• _TASK GOAL_
Go through the data below. Pull out every line that has the word "subtitle".

Saved data entries
##########

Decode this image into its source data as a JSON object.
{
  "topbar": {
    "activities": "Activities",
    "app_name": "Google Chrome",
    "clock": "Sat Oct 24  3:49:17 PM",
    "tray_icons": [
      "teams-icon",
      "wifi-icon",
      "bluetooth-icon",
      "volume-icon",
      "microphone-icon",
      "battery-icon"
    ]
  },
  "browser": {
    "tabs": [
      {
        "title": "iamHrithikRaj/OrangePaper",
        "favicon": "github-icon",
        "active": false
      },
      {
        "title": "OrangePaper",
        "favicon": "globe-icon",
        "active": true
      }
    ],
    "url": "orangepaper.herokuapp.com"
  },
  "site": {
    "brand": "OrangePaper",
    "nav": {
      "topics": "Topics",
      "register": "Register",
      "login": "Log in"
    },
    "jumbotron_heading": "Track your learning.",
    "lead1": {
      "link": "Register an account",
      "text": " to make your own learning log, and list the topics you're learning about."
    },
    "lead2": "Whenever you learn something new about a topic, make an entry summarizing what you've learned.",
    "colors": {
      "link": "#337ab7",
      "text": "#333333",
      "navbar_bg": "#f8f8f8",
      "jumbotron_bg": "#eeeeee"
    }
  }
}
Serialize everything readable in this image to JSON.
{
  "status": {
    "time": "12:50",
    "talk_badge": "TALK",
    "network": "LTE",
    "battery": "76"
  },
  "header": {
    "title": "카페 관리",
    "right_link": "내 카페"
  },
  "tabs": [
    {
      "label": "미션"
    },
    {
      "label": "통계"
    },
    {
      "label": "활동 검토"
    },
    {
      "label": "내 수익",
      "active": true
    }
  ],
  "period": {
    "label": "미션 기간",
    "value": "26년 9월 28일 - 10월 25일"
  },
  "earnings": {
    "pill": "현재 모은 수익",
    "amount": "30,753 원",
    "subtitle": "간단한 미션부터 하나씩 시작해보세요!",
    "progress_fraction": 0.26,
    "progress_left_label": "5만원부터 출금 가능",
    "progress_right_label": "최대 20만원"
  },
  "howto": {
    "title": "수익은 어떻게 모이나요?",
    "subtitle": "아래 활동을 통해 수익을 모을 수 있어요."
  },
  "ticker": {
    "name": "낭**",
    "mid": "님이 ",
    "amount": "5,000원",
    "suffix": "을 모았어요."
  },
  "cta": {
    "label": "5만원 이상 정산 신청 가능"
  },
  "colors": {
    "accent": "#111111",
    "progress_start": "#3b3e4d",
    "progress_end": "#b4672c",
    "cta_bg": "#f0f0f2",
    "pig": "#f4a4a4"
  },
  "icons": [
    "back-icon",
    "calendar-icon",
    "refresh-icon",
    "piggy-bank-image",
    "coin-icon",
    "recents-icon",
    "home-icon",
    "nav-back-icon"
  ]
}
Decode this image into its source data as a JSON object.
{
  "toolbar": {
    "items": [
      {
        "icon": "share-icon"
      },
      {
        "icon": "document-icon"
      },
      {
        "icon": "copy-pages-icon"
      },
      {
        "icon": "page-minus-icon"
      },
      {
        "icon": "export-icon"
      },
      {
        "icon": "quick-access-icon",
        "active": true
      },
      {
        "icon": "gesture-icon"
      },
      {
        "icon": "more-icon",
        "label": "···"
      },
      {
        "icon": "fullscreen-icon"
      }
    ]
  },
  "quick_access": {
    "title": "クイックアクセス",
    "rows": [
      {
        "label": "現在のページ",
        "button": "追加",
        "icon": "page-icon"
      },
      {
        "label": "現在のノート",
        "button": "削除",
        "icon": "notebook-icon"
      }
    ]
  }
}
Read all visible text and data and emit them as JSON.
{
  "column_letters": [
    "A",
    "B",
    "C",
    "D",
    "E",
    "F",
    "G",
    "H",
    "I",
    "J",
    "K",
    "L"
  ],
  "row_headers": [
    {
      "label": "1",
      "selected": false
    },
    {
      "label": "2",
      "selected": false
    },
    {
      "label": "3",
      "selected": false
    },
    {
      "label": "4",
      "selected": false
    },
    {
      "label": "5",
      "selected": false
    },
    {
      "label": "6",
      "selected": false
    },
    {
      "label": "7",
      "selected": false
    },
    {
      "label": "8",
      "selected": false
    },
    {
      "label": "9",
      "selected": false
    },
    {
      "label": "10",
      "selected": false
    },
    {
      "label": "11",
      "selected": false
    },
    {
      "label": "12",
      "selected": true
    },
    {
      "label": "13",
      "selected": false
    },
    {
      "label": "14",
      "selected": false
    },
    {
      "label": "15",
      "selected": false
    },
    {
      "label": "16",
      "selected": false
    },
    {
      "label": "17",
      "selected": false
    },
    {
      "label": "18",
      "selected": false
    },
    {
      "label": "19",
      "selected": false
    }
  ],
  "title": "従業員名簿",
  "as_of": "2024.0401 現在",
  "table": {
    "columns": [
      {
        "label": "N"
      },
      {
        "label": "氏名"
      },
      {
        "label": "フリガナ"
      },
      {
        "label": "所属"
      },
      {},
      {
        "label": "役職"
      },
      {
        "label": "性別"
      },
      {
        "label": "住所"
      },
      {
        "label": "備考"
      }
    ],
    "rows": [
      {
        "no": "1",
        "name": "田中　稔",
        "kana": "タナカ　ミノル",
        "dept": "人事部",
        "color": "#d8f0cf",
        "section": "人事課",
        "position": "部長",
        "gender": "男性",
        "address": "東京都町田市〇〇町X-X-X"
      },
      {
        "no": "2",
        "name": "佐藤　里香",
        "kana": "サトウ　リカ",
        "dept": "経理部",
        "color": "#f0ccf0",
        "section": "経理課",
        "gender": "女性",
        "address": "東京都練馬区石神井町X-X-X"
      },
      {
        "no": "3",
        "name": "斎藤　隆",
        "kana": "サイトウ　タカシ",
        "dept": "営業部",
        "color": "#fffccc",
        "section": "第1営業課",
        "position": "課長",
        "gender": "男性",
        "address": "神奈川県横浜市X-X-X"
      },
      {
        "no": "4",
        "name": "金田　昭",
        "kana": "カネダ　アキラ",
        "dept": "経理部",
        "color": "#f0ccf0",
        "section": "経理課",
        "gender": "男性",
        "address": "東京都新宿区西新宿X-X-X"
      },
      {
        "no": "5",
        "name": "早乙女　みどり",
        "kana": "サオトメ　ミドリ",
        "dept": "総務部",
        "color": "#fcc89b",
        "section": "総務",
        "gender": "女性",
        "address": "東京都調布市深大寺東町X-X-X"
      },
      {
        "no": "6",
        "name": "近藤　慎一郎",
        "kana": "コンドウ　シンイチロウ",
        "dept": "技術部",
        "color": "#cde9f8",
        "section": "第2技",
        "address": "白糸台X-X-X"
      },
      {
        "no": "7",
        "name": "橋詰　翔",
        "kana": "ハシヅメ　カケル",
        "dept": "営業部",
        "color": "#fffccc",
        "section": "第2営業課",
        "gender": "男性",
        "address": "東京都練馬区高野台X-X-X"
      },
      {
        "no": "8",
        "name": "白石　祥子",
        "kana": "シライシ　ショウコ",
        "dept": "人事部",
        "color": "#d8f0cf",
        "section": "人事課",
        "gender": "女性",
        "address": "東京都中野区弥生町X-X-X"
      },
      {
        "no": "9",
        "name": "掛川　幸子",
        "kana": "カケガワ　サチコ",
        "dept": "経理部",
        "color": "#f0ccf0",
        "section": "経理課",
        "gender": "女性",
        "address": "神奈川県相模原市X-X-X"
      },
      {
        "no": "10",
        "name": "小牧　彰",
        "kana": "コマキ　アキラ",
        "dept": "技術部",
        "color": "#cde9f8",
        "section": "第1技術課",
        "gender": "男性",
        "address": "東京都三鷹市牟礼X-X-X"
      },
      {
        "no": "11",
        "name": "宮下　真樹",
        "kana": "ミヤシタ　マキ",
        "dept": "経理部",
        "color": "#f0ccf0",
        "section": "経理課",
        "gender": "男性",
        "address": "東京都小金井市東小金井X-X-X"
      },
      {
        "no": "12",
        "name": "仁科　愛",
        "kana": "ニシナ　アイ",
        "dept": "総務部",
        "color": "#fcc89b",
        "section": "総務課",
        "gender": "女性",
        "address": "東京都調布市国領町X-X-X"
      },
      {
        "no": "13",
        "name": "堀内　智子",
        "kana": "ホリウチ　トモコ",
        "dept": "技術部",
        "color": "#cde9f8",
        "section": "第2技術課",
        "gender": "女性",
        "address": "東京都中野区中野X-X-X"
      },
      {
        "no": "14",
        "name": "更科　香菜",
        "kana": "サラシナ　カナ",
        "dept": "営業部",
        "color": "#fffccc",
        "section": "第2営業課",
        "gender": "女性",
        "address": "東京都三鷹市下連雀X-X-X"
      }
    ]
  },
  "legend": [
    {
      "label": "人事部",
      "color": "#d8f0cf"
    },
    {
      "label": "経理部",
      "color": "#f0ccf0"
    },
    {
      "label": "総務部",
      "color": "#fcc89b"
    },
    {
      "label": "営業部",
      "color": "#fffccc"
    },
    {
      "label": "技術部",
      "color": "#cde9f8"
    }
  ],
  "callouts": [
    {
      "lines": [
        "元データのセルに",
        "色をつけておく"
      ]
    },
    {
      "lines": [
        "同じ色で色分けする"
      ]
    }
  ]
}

##########

• _REPLY TO THE EXERCISE_
    "subtitle": "간단한 미션부터 하나씩 시작해보세요!",
    "subtitle": "아래 활동을 통해 수익을 모을 수 있어요."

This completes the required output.